_What needs to be done:_ Pick out all lines of the entries that include the word "project" and copy them.

Extracted records:

+===+

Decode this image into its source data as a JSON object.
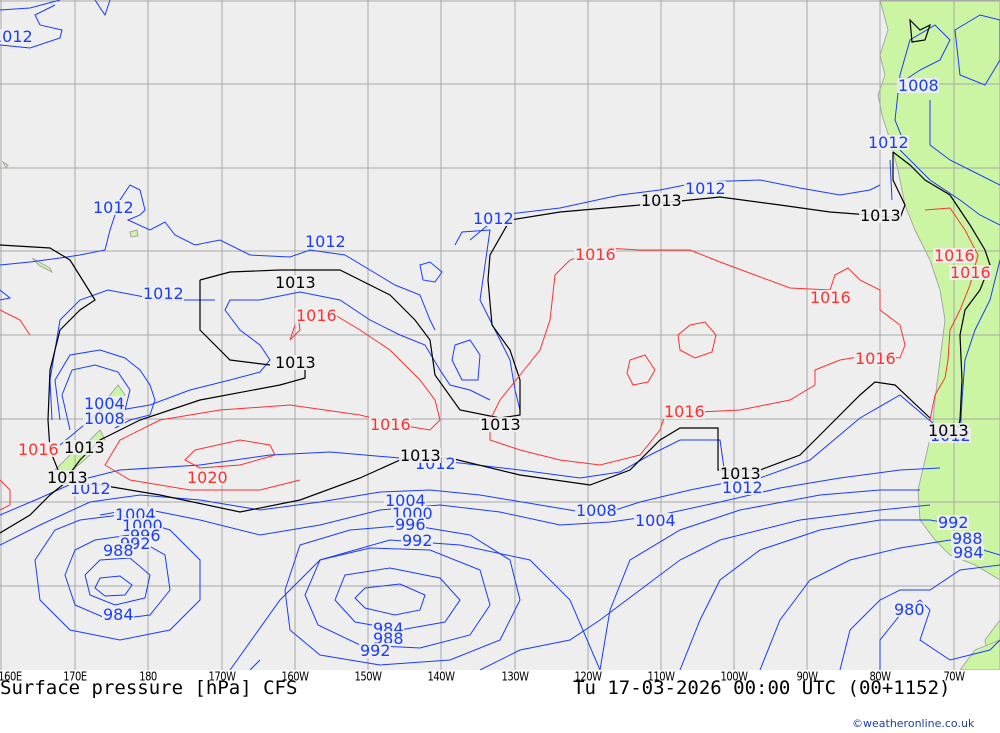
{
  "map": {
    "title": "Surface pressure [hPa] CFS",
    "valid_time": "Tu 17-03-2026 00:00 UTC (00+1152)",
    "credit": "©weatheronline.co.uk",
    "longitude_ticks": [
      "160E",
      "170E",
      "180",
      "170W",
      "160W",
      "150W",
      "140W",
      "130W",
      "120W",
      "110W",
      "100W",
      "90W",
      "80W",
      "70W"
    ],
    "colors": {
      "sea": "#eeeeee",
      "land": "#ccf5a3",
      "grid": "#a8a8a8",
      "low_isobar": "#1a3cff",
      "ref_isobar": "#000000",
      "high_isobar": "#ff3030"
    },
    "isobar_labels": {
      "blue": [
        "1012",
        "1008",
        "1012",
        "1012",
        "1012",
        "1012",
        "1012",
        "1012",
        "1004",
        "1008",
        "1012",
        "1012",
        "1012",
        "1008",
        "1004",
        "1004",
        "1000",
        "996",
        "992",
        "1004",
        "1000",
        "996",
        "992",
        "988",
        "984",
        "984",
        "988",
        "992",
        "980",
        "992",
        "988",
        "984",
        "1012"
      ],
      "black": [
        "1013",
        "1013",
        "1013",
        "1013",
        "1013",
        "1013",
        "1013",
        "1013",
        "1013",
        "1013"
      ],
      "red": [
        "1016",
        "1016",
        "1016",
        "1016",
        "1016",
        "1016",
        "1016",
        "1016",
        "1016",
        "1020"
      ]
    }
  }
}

+===+

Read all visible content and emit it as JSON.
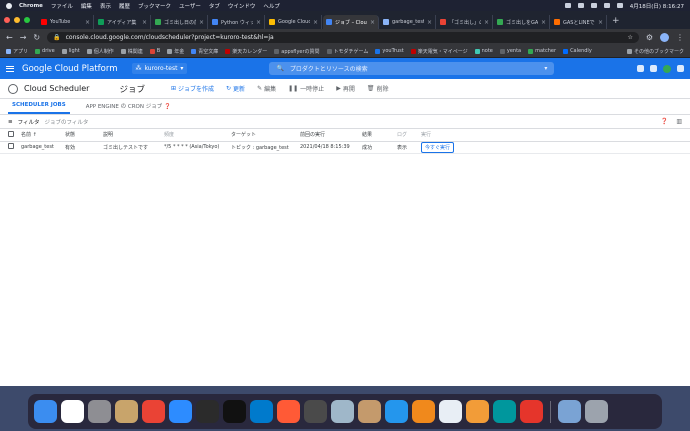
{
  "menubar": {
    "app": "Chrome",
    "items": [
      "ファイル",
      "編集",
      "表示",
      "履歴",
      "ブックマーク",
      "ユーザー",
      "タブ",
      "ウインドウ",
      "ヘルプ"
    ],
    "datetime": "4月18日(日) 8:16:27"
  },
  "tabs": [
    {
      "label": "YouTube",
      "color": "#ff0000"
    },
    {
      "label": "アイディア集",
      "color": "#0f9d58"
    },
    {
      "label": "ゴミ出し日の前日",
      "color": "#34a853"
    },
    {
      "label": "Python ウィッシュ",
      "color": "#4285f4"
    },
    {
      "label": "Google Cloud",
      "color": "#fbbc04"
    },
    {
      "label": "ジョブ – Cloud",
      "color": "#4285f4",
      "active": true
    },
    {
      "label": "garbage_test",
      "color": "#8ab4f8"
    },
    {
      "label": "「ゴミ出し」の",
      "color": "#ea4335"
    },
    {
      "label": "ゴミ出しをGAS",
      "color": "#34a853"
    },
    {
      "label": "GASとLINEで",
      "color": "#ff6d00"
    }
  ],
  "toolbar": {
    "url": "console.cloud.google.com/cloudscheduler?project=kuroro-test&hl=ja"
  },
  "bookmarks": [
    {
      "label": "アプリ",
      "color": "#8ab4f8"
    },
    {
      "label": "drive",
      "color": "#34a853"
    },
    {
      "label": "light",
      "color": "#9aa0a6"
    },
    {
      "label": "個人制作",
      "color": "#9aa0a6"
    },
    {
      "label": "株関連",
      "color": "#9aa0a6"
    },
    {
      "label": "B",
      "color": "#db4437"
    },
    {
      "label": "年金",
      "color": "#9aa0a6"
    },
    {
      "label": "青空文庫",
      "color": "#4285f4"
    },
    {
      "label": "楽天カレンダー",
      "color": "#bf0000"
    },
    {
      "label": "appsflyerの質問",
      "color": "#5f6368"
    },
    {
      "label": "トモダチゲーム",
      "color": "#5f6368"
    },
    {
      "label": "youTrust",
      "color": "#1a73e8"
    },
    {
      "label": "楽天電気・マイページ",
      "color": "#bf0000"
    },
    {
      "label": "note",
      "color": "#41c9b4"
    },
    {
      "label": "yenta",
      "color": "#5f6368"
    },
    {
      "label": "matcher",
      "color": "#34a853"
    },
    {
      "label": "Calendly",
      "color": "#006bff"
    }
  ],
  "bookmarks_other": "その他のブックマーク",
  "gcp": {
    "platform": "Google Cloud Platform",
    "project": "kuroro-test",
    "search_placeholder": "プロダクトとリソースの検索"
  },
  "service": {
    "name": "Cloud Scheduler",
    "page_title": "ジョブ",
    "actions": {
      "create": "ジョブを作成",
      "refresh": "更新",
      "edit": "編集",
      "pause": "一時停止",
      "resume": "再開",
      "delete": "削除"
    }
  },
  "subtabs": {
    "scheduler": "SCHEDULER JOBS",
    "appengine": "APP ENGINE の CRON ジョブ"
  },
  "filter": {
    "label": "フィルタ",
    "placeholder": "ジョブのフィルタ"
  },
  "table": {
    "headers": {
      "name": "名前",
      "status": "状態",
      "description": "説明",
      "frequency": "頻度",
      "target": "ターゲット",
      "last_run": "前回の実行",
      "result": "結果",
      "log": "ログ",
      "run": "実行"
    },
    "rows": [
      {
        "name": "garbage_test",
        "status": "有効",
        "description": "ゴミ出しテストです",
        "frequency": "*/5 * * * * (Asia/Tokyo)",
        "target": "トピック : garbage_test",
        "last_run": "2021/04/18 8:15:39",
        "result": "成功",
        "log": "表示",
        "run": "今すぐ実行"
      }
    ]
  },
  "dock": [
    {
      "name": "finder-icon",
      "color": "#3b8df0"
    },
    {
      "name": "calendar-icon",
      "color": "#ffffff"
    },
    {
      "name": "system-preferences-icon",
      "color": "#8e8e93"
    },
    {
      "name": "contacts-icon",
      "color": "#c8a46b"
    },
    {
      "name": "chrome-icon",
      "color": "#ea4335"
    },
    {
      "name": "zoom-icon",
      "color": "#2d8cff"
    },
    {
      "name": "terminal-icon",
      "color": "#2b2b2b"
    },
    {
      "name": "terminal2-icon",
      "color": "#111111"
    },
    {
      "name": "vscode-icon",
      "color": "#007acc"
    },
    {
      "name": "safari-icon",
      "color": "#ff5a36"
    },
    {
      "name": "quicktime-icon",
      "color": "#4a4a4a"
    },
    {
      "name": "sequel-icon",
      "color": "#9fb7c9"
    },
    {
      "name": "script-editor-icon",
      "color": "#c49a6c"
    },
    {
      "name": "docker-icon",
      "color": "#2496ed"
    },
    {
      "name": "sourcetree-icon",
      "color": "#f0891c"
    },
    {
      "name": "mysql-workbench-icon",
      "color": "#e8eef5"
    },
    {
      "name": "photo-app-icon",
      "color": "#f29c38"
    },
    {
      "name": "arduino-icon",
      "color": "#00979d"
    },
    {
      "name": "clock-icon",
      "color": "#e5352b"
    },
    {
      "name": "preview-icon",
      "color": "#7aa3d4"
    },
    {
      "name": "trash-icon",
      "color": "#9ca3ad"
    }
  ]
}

+===+

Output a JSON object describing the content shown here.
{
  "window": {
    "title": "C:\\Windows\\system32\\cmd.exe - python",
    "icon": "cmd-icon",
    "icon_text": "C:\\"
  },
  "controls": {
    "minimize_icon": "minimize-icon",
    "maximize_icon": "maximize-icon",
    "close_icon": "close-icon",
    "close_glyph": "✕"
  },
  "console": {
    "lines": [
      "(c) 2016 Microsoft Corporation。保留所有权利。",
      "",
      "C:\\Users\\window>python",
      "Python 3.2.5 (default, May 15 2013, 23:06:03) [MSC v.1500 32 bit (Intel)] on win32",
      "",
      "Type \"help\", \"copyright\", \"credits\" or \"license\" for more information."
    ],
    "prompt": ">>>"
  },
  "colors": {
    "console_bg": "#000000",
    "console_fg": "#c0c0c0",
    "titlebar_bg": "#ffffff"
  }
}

+===+

_Exercise output:_
    "url": "console.cloud.google.com/cloudscheduler?project=kuroro-test&hl=ja"
    "project": "kuroro-test",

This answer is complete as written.